Task goal. Tally the lines below that contain "before". The number is the whole answer.

Extracted data entries.
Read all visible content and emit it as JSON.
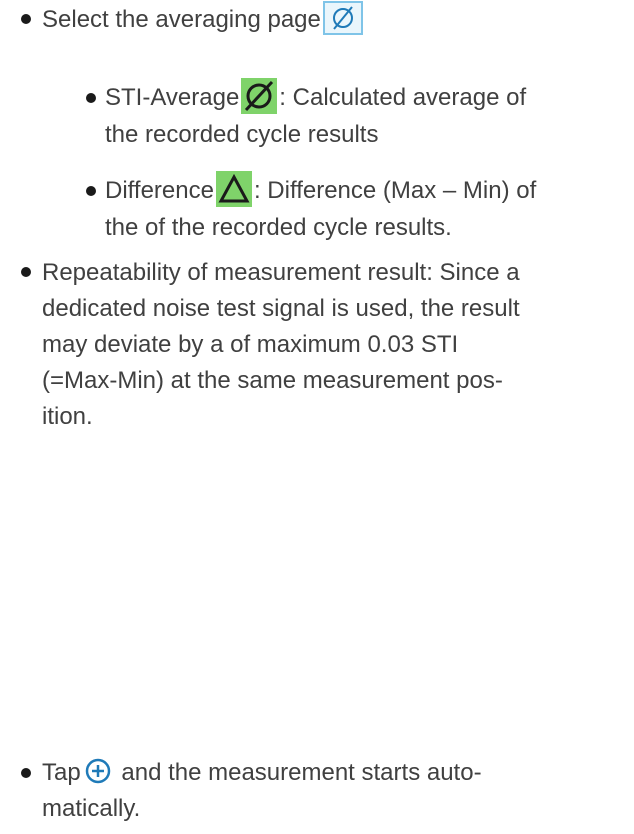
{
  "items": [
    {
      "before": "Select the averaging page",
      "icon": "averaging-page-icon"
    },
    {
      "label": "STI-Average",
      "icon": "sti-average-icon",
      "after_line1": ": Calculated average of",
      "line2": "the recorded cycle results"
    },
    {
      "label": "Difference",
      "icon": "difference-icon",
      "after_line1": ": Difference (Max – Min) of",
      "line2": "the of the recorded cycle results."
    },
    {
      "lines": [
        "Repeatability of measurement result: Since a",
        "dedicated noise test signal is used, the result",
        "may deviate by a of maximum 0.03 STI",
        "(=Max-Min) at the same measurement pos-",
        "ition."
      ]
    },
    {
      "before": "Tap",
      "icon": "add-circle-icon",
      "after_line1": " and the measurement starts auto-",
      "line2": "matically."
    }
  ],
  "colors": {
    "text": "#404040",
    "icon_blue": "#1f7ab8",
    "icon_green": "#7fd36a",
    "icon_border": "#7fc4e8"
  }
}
...
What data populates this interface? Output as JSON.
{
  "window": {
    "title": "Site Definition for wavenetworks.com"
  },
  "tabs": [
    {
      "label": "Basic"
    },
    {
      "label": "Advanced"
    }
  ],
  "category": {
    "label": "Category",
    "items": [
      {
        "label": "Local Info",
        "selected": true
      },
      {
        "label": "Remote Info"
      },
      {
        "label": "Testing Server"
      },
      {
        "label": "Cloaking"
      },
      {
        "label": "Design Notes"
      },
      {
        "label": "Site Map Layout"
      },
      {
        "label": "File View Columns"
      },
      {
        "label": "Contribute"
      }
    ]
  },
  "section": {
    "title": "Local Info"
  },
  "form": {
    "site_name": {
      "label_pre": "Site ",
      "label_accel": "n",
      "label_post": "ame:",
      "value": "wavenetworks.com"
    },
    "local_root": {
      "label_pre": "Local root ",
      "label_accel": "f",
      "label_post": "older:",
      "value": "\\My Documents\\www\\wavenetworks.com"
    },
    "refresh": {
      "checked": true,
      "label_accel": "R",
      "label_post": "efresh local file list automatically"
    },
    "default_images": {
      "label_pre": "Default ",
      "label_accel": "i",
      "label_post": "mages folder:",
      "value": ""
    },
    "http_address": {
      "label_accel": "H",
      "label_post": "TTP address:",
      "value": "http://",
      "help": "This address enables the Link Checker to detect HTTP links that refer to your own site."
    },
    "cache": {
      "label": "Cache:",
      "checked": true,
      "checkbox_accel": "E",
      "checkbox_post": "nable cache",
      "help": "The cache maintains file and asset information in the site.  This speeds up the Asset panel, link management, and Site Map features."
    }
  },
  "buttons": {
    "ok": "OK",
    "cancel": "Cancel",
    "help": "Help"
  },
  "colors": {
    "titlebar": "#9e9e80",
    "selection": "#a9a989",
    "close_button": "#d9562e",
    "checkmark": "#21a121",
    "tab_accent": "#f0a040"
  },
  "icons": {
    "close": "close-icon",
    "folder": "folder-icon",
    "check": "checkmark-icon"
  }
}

Task result. 2